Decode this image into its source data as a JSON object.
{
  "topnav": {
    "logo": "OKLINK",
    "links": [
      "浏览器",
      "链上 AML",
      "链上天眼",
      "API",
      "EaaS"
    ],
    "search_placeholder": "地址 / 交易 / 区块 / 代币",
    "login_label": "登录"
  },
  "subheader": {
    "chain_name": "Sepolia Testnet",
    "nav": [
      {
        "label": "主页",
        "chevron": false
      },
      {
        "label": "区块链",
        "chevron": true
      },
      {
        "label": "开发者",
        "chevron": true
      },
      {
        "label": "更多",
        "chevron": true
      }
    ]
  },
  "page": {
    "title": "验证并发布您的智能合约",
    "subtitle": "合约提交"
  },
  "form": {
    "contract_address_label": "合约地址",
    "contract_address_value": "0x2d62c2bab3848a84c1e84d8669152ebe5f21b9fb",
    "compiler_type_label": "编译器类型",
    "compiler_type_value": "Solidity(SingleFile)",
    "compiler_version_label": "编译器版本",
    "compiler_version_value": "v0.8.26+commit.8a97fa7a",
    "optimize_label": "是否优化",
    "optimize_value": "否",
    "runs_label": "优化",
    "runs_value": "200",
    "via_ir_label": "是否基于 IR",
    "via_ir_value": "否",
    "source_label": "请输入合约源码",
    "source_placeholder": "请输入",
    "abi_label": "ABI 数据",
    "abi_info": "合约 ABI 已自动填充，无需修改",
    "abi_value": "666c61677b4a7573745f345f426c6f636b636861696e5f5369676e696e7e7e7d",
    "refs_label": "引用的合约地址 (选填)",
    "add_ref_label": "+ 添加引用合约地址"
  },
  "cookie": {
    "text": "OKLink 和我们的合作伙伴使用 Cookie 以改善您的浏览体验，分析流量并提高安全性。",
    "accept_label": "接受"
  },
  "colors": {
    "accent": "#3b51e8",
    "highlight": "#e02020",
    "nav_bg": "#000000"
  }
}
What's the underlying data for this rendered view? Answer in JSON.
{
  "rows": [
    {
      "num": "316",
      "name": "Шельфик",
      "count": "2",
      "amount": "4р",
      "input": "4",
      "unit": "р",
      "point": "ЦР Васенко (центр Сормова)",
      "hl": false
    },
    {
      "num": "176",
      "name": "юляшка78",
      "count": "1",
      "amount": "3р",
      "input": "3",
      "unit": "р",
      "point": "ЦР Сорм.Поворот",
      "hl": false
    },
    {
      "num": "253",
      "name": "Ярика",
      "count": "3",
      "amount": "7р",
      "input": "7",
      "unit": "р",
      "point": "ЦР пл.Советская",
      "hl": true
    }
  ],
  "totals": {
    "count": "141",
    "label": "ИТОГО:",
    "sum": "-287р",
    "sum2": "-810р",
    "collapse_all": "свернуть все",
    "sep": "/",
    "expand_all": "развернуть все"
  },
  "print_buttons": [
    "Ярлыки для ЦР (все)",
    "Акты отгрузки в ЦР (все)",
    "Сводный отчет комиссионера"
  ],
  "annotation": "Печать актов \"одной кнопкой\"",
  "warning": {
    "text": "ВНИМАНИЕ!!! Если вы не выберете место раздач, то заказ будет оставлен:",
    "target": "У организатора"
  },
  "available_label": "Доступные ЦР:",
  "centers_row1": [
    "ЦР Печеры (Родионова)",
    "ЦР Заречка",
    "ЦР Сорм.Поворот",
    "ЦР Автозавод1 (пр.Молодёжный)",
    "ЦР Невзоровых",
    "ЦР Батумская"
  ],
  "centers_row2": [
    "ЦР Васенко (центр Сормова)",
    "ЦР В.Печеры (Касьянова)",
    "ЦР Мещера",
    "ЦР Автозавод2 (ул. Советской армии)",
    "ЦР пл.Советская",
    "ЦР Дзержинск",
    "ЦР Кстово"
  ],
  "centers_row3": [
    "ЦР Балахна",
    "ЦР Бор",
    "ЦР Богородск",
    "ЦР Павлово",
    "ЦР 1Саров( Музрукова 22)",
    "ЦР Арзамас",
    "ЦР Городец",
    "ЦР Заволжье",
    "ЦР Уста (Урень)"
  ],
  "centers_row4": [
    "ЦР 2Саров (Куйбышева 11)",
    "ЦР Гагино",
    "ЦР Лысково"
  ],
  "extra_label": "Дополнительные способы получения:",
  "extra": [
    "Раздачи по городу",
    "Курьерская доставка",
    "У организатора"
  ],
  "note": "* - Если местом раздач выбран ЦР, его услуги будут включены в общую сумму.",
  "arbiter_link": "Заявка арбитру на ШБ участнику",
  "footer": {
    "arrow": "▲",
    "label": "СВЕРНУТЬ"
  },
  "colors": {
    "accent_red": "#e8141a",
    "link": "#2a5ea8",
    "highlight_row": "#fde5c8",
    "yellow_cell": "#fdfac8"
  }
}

=====

• **What is expected**
Every line in the data above that contains "организатора" needs to be copied.

• **Response**
    "target": "У организатора"
    "У организатора"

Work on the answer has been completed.